### Extracted data

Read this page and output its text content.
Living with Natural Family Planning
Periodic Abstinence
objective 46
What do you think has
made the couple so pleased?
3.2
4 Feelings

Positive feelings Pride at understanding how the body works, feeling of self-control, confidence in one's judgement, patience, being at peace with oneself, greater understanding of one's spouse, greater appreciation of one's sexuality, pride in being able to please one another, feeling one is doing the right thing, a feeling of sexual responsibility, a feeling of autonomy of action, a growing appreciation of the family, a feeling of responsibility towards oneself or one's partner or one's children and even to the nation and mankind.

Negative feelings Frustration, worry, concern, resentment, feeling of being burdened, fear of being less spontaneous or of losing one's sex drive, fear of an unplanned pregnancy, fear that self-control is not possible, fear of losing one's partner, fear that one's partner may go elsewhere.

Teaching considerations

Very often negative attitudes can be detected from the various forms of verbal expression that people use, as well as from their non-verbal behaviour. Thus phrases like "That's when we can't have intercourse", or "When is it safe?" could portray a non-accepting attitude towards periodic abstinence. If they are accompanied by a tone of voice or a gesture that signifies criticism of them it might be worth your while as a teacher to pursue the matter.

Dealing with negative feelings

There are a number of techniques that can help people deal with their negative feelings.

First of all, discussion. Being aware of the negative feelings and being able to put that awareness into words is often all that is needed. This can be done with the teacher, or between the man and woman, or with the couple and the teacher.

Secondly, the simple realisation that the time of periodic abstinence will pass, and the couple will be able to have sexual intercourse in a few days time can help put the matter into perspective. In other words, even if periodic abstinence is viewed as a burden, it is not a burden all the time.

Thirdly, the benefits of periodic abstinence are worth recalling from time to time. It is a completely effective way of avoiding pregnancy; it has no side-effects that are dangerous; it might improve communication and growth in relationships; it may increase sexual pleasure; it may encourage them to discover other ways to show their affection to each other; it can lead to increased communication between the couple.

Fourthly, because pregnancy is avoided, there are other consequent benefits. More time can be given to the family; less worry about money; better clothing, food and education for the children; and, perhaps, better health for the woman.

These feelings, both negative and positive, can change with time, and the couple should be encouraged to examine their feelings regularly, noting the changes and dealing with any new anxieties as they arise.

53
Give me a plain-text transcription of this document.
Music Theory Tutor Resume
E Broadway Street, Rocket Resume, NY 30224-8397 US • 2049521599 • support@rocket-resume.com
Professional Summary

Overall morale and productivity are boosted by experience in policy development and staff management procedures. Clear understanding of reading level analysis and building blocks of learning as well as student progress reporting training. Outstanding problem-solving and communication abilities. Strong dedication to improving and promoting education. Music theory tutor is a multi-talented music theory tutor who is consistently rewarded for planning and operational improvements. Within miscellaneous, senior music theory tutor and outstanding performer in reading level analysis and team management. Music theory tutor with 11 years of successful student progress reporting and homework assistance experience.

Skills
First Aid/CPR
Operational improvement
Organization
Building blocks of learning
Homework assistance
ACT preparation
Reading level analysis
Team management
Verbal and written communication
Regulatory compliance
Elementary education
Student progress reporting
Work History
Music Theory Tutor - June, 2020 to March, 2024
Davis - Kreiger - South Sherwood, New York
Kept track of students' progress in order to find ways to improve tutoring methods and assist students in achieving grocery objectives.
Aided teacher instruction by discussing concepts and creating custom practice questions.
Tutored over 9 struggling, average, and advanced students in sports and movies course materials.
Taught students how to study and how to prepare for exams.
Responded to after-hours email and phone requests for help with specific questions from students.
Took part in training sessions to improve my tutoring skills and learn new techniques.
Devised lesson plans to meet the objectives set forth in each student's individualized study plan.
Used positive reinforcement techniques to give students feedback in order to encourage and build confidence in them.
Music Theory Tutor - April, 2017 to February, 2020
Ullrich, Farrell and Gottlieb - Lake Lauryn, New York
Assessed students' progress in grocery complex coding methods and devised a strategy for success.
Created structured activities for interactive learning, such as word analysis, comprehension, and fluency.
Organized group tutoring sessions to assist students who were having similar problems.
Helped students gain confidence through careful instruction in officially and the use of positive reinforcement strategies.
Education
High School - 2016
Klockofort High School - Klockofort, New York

######

Objective: Extract every entry above as it appears.

Solution to this exercise:
Read this page and output its text content.
Living with Natural Family Planning
Periodic Abstinence
objective 46
What do you think has
made the couple so pleased?
3.2
4 Feelings

Positive feelings Pride at understanding how the body works, feeling of self-control, confidence in one's judgement, patience, being at peace with oneself, greater understanding of one's spouse, greater appreciation of one's sexuality, pride in being able to please one another, feeling one is doing the right thing, a feeling of sexual responsibility, a feeling of autonomy of action, a growing appreciation of the family, a feeling of responsibility towards oneself or one's partner or one's children and even to the nation and mankind.

Negative feelings Frustration, worry, concern, resentment, feeling of being burdened, fear of being less spontaneous or of losing one's sex drive, fear of an unplanned pregnancy, fear that self-control is not possible, fear of losing one's partner, fear that one's partner may go elsewhere.

Teaching considerations

Very often negative attitudes can be detected from the various forms of verbal expression that people use, as well as from their non-verbal behaviour. Thus phrases like "That's when we can't have intercourse", or "When is it safe?" could portray a non-accepting attitude towards periodic abstinence. If they are accompanied by a tone of voice or a gesture that signifies criticism of them it might be worth your while as a teacher to pursue the matter.

Dealing with negative feelings

There are a number of techniques that can help people deal with their negative feelings.

First of all, discussion. Being aware of the negative feelings and being able to put that awareness into words is often all that is needed. This can be done with the teacher, or between the man and woman, or with the couple and the teacher.

Secondly, the simple realisation that the time of periodic abstinence will pass, and the couple will be able to have sexual intercourse in a few days time can help put the matter into perspective. In other words, even if periodic abstinence is viewed as a burden, it is not a burden all the time.

Thirdly, the benefits of periodic abstinence are worth recalling from time to time. It is a completely effective way of avoiding pregnancy; it has no side-effects that are dangerous; it might improve communication and growth in relationships; it may increase sexual pleasure; it may encourage them to discover other ways to show their affection to each other; it can lead to increased communication between the couple.

Fourthly, because pregnancy is avoided, there are other consequent benefits. More time can be given to the family; less worry about money; better clothing, food and education for the children; and, perhaps, better health for the woman.

These feelings, both negative and positive, can change with time, and the couple should be encouraged to examine their feelings regularly, noting the changes and dealing with any new anxieties as they arise.

53
Give me a plain-text transcription of this document.
Music Theory Tutor Resume
E Broadway Street, Rocket Resume, NY 30224-8397 US • 2049521599 • support@rocket-resume.com
Professional Summary

Overall morale and productivity are boosted by experience in policy development and staff management procedures. Clear understanding of reading level analysis and building blocks of learning as well as student progress reporting training. Outstanding problem-solving and communication abilities. Strong dedication to improving and promoting education. Music theory tutor is a multi-talented music theory tutor who is consistently rewarded for planning and operational improvements. Within miscellaneous, senior music theory tutor and outstanding performer in reading level analysis and team management. Music theory tutor with 11 years of successful student progress reporting and homework assistance experience.

Skills
First Aid/CPR
Operational improvement
Organization
Building blocks of learning
Homework assistance
ACT preparation
Reading level analysis
Team management
Verbal and written communication
Regulatory compliance
Elementary education
Student progress reporting
Work History
Music Theory Tutor - June, 2020 to March, 2024
Davis - Kreiger - South Sherwood, New York
Kept track of students' progress in order to find ways to improve tutoring methods and assist students in achieving grocery objectives.
Aided teacher instruction by discussing concepts and creating custom practice questions.
Tutored over 9 struggling, average, and advanced students in sports and movies course materials.
Taught students how to study and how to prepare for exams.
Responded to after-hours email and phone requests for help with specific questions from students.
Took part in training sessions to improve my tutoring skills and learn new techniques.
Devised lesson plans to meet the objectives set forth in each student's individualized study plan.
Used positive reinforcement techniques to give students feedback in order to encourage and build confidence in them.
Music Theory Tutor - April, 2017 to February, 2020
Ullrich, Farrell and Gottlieb - Lake Lauryn, New York
Assessed students' progress in grocery complex coding methods and devised a strategy for success.
Created structured activities for interactive learning, such as word analysis, comprehension, and fluency.
Organized group tutoring sessions to assist students who were having similar problems.
Helped students gain confidence through careful instruction in officially and the use of positive reinforcement strategies.
Education
High School - 2016
Klockofort High School - Klockofort, New York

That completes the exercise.